EXERCISE AIM: Review the listing and copy each line that holds the word "Question".

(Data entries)
/---

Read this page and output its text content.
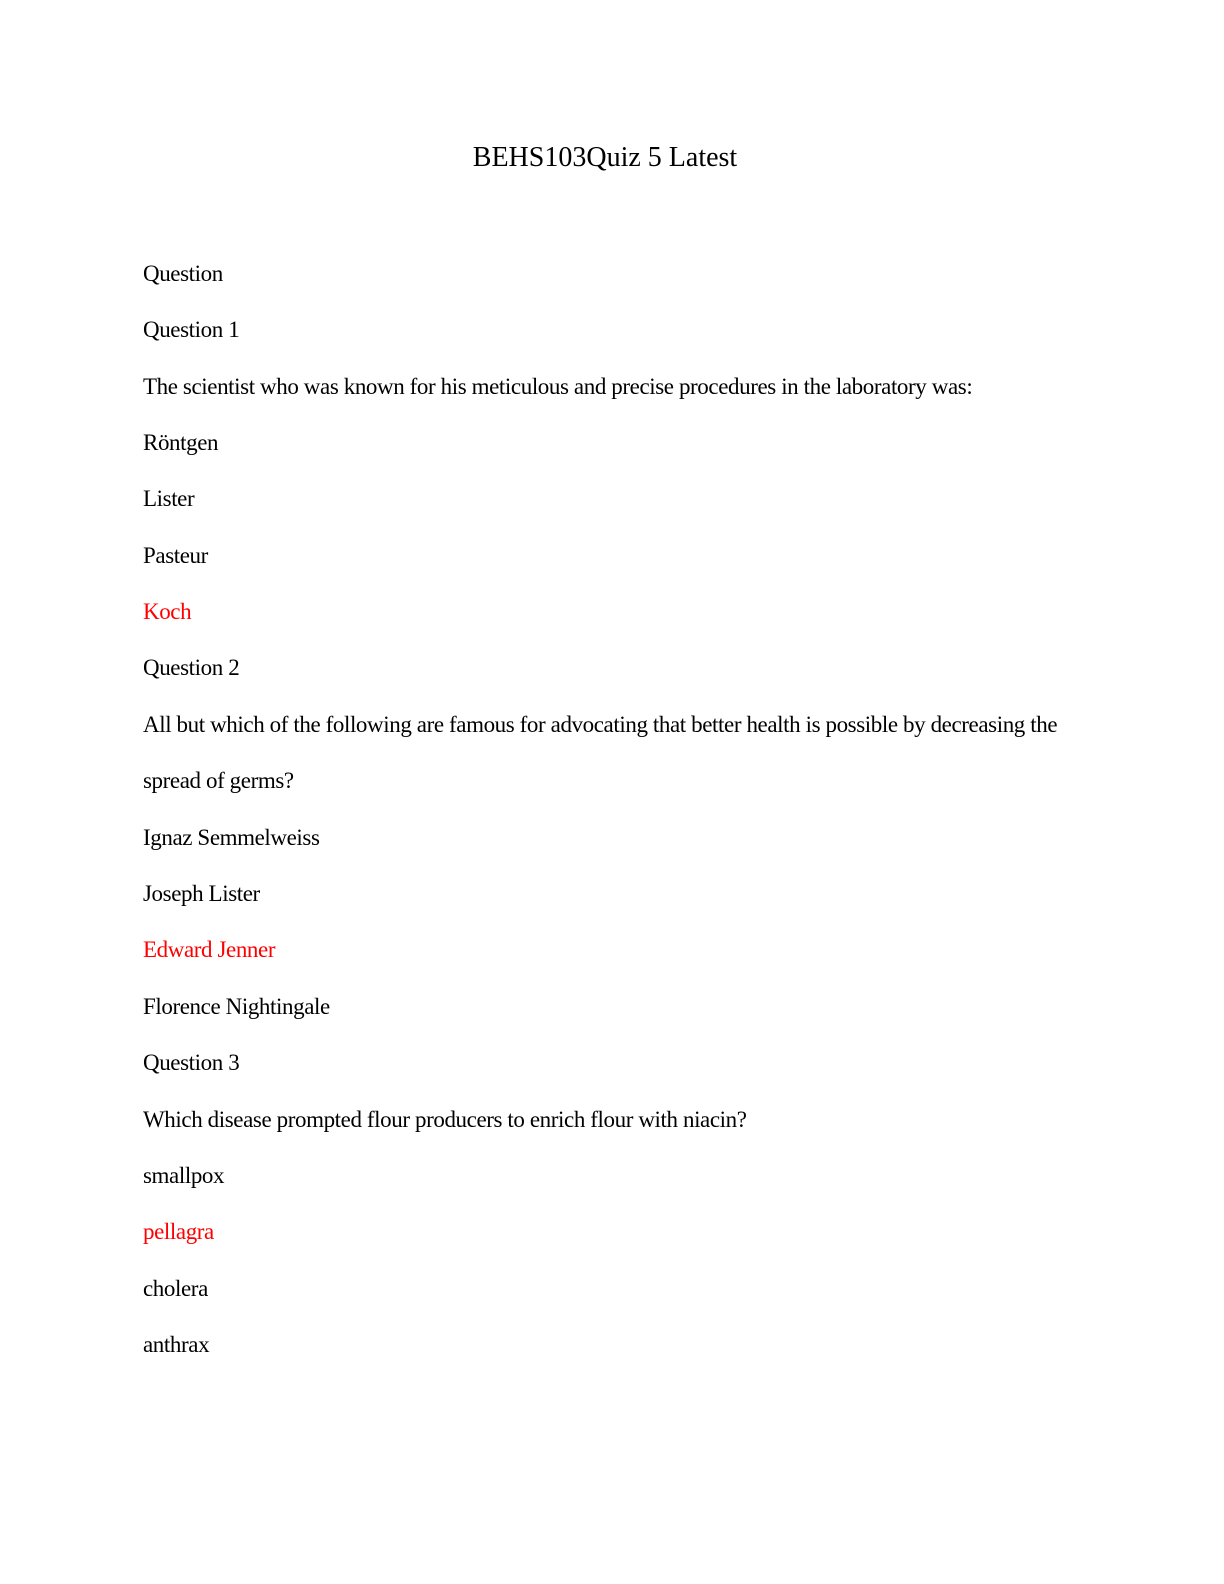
BEHS103Quiz 5 Latest
Question
Question 1
The scientist who was known for his meticulous and precise procedures in the laboratory was:
Röntgen
Lister
Pasteur
Koch
Question 2
All but which of the following are famous for advocating that better health is possible by decreasing the spread of germs?
Ignaz Semmelweiss
Joseph Lister
Edward Jenner
Florence Nightingale
Question 3
Which disease prompted flour producers to enrich flour with niacin?
smallpox
pellagra
cholera
anthrax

\---

SOLUTION:
Question
Question 1
Question 2
Question 3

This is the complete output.